STORED DATA —
........
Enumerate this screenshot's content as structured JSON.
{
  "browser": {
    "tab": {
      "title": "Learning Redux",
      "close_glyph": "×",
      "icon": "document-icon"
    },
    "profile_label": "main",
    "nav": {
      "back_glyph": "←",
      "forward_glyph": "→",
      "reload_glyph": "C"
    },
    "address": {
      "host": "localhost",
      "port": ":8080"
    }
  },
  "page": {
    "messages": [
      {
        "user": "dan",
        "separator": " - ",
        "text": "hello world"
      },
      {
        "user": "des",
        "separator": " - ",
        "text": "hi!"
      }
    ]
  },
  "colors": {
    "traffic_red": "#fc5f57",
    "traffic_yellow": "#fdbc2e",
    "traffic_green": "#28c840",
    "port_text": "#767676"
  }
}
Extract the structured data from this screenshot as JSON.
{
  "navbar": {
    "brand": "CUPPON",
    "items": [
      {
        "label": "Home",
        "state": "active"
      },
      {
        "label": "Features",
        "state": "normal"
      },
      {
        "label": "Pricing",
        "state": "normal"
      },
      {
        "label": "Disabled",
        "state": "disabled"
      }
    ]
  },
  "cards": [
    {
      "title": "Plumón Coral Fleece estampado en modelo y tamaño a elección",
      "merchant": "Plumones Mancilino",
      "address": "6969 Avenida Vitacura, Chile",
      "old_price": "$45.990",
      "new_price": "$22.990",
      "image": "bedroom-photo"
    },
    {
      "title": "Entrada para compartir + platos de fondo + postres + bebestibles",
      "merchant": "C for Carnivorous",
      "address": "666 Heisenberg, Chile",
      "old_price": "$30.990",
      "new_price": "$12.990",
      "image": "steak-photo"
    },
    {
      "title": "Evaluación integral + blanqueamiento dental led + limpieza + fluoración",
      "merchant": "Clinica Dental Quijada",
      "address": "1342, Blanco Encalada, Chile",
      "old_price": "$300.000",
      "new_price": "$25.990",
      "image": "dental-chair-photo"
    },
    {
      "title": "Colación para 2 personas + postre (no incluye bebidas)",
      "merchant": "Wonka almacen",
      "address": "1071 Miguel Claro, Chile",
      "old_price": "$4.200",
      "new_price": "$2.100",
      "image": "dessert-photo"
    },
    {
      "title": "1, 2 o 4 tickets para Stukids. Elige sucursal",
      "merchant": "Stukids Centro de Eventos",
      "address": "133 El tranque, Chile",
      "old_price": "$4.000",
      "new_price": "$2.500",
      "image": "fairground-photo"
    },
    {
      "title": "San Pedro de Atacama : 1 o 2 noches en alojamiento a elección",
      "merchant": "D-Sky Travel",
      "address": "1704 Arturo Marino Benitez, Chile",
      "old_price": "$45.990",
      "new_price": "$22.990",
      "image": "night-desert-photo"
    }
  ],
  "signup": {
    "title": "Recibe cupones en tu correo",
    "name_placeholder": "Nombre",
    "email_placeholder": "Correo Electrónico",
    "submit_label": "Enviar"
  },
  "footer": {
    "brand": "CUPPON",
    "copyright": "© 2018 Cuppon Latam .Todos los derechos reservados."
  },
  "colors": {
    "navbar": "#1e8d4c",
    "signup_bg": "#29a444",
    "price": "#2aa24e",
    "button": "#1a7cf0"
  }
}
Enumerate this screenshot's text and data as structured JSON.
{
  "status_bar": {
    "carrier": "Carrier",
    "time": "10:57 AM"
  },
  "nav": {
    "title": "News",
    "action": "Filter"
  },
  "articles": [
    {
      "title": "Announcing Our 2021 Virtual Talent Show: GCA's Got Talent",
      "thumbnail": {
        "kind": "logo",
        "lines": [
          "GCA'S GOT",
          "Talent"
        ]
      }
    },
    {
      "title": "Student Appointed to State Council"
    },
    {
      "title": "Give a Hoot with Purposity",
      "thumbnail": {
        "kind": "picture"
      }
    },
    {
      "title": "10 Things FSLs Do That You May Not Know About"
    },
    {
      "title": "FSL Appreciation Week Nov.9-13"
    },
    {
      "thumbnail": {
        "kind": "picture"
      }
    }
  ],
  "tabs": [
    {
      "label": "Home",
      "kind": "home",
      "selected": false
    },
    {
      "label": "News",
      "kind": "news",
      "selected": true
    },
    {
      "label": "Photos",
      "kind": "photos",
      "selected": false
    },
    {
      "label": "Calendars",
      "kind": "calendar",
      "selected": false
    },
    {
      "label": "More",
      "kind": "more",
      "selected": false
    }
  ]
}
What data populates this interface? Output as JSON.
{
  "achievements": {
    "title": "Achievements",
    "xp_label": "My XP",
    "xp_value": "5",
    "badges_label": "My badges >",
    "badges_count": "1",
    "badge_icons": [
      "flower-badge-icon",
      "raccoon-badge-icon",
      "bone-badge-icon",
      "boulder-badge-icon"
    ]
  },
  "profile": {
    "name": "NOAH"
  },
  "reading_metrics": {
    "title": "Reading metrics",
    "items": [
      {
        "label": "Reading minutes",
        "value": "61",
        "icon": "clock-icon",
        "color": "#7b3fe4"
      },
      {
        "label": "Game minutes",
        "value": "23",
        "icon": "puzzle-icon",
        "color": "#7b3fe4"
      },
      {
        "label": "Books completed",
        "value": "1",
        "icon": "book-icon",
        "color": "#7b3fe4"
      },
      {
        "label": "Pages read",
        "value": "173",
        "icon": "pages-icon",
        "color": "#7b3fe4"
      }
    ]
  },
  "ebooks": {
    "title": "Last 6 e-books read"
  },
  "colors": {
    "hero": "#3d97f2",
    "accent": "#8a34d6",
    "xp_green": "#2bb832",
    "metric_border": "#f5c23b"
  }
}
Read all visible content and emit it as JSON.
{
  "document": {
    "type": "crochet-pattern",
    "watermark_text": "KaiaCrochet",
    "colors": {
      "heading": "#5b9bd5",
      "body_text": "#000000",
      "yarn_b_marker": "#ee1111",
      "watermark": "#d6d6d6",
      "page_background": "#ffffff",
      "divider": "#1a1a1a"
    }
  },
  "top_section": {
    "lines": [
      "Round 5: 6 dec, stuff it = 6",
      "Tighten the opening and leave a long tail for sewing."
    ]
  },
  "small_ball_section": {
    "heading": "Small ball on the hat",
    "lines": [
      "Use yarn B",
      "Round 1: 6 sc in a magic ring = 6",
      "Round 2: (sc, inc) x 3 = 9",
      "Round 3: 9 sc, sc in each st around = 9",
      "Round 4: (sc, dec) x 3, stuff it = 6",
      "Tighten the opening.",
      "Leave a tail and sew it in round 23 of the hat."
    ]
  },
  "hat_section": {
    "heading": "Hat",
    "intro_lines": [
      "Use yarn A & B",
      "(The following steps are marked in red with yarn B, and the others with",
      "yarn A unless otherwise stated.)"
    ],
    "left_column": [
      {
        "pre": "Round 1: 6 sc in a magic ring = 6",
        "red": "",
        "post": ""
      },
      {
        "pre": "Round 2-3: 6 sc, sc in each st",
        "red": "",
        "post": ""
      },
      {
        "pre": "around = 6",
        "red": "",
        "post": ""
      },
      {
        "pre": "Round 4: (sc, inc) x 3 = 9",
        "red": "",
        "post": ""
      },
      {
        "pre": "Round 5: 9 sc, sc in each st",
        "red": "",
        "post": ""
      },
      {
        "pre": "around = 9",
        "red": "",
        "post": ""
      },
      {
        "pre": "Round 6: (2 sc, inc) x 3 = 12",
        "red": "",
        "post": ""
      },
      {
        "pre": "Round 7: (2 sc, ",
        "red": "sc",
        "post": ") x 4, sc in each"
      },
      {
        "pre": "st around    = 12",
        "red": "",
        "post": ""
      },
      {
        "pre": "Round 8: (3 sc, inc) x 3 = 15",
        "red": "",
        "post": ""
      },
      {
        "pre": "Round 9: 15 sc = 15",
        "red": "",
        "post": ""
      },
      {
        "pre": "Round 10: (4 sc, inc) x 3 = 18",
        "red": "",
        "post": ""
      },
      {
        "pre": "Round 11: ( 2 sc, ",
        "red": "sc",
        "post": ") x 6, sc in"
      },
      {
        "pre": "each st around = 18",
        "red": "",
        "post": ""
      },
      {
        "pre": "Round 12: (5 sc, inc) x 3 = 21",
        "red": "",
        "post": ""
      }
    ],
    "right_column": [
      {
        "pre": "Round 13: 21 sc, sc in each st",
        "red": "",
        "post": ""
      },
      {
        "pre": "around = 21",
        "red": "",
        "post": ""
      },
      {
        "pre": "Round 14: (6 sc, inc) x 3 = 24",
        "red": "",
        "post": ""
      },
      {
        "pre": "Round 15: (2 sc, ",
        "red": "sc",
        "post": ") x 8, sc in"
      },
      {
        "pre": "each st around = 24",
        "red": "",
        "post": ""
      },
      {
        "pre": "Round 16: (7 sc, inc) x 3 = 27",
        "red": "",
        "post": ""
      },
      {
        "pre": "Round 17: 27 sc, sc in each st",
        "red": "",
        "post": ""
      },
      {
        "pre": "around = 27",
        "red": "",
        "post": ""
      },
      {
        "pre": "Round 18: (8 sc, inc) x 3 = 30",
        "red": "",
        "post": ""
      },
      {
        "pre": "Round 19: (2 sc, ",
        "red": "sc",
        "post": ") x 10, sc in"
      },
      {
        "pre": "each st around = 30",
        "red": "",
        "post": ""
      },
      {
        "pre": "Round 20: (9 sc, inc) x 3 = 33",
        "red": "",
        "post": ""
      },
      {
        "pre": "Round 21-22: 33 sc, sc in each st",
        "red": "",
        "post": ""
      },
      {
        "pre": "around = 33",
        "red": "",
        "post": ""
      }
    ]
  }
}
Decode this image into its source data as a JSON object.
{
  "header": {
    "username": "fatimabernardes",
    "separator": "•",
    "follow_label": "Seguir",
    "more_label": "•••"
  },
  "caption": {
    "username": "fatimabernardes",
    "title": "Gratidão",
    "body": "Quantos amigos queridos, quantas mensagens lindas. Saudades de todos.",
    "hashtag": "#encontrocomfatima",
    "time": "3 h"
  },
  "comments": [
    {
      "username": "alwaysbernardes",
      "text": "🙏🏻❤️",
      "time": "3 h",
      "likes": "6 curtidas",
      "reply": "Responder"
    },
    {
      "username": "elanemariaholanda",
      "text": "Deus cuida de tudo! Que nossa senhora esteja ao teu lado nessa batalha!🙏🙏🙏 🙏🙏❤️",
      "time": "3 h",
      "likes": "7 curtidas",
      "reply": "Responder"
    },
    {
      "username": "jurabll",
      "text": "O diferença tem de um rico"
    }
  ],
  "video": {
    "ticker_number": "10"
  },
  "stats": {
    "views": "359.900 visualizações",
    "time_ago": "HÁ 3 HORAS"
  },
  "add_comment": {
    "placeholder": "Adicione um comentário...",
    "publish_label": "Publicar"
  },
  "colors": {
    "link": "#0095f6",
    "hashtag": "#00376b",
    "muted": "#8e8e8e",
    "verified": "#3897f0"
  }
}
........
AIM OF THE TASK —
Identify each line in the records above containing the word "Enumerate"; copy those lines.

EXPECTED OUTPUT —
Enumerate this screenshot's content as structured JSON.
Enumerate this screenshot's text and data as structured JSON.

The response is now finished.